Task description:
Write out every record below exactly as it appears.

Extracted data entries
○ ○ ○ ○ ○ ○ ○

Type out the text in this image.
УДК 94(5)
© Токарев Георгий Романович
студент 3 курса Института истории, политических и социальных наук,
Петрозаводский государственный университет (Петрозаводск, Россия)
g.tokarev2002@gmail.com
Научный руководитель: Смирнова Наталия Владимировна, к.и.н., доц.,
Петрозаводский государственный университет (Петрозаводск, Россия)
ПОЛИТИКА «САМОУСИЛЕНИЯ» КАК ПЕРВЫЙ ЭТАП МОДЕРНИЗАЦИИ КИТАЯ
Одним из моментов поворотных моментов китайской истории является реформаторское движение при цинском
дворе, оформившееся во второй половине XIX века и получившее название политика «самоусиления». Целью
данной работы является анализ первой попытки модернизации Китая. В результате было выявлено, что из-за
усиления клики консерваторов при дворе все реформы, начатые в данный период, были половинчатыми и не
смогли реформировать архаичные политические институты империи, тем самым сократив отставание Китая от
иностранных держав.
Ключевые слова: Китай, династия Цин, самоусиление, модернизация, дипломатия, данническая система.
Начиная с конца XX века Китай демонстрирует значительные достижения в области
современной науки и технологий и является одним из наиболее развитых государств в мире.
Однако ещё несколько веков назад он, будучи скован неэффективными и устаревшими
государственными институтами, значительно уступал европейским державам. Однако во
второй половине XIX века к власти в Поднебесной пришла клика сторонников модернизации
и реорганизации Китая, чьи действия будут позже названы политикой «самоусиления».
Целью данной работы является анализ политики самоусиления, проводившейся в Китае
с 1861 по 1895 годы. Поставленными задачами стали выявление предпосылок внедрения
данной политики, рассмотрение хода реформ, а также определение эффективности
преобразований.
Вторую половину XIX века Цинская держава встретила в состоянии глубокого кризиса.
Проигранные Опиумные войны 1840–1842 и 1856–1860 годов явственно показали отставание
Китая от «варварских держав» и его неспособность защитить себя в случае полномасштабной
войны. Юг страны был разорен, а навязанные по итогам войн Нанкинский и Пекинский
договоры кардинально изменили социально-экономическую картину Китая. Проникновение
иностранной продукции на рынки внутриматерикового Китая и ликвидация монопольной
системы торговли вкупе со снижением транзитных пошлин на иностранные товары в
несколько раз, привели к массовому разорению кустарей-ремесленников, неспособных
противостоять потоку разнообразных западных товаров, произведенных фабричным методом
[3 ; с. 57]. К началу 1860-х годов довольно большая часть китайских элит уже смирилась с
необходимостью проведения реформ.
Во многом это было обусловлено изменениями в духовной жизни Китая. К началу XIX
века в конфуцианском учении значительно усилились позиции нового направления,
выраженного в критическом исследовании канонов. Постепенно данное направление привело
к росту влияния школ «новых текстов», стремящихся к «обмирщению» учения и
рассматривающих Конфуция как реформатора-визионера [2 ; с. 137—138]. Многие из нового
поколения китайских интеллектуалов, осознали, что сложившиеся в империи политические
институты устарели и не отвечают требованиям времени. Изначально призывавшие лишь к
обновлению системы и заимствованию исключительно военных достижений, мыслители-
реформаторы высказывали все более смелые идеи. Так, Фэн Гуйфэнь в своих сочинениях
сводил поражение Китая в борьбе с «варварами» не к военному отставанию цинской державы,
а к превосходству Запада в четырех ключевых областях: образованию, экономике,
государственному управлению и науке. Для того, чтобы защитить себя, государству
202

○ ○ ○ ○ ○ ○ ○

The output:
Type out the text in this image.
УДК 94(5)
© Токарев Георгий Романович
студент 3 курса Института истории, политических и социальных наук,
Петрозаводский государственный университет (Петрозаводск, Россия)
g.tokarev2002@gmail.com
Научный руководитель: Смирнова Наталия Владимировна, к.и.н., доц.,
Петрозаводский государственный университет (Петрозаводск, Россия)
ПОЛИТИКА «САМОУСИЛЕНИЯ» КАК ПЕРВЫЙ ЭТАП МОДЕРНИЗАЦИИ КИТАЯ
Одним из моментов поворотных моментов китайской истории является реформаторское движение при цинском
дворе, оформившееся во второй половине XIX века и получившее название политика «самоусиления». Целью
данной работы является анализ первой попытки модернизации Китая. В результате было выявлено, что из-за
усиления клики консерваторов при дворе все реформы, начатые в данный период, были половинчатыми и не
смогли реформировать архаичные политические институты империи, тем самым сократив отставание Китая от
иностранных держав.
Ключевые слова: Китай, династия Цин, самоусиление, модернизация, дипломатия, данническая система.
Начиная с конца XX века Китай демонстрирует значительные достижения в области
современной науки и технологий и является одним из наиболее развитых государств в мире.
Однако ещё несколько веков назад он, будучи скован неэффективными и устаревшими
государственными институтами, значительно уступал европейским державам. Однако во
второй половине XIX века к власти в Поднебесной пришла клика сторонников модернизации
и реорганизации Китая, чьи действия будут позже названы политикой «самоусиления».
Целью данной работы является анализ политики самоусиления, проводившейся в Китае
с 1861 по 1895 годы. Поставленными задачами стали выявление предпосылок внедрения
данной политики, рассмотрение хода реформ, а также определение эффективности
преобразований.
Вторую половину XIX века Цинская держава встретила в состоянии глубокого кризиса.
Проигранные Опиумные войны 1840–1842 и 1856–1860 годов явственно показали отставание
Китая от «варварских держав» и его неспособность защитить себя в случае полномасштабной
войны. Юг страны был разорен, а навязанные по итогам войн Нанкинский и Пекинский
договоры кардинально изменили социально-экономическую картину Китая. Проникновение
иностранной продукции на рынки внутриматерикового Китая и ликвидация монопольной
системы торговли вкупе со снижением транзитных пошлин на иностранные товары в
несколько раз, привели к массовому разорению кустарей-ремесленников, неспособных
противостоять потоку разнообразных западных товаров, произведенных фабричным методом
[3 ; с. 57]. К началу 1860-х годов довольно большая часть китайских элит уже смирилась с
необходимостью проведения реформ.
Во многом это было обусловлено изменениями в духовной жизни Китая. К началу XIX
века в конфуцианском учении значительно усилились позиции нового направления,
выраженного в критическом исследовании канонов. Постепенно данное направление привело
к росту влияния школ «новых текстов», стремящихся к «обмирщению» учения и
рассматривающих Конфуция как реформатора-визионера [2 ; с. 137—138]. Многие из нового
поколения китайских интеллектуалов, осознали, что сложившиеся в империи политические
институты устарели и не отвечают требованиям времени. Изначально призывавшие лишь к
обновлению системы и заимствованию исключительно военных достижений, мыслители-
реформаторы высказывали все более смелые идеи. Так, Фэн Гуйфэнь в своих сочинениях
сводил поражение Китая в борьбе с «варварами» не к военному отставанию цинской державы,
а к превосходству Запада в четырех ключевых областях: образованию, экономике,
государственному управлению и науке. Для того, чтобы защитить себя, государству
202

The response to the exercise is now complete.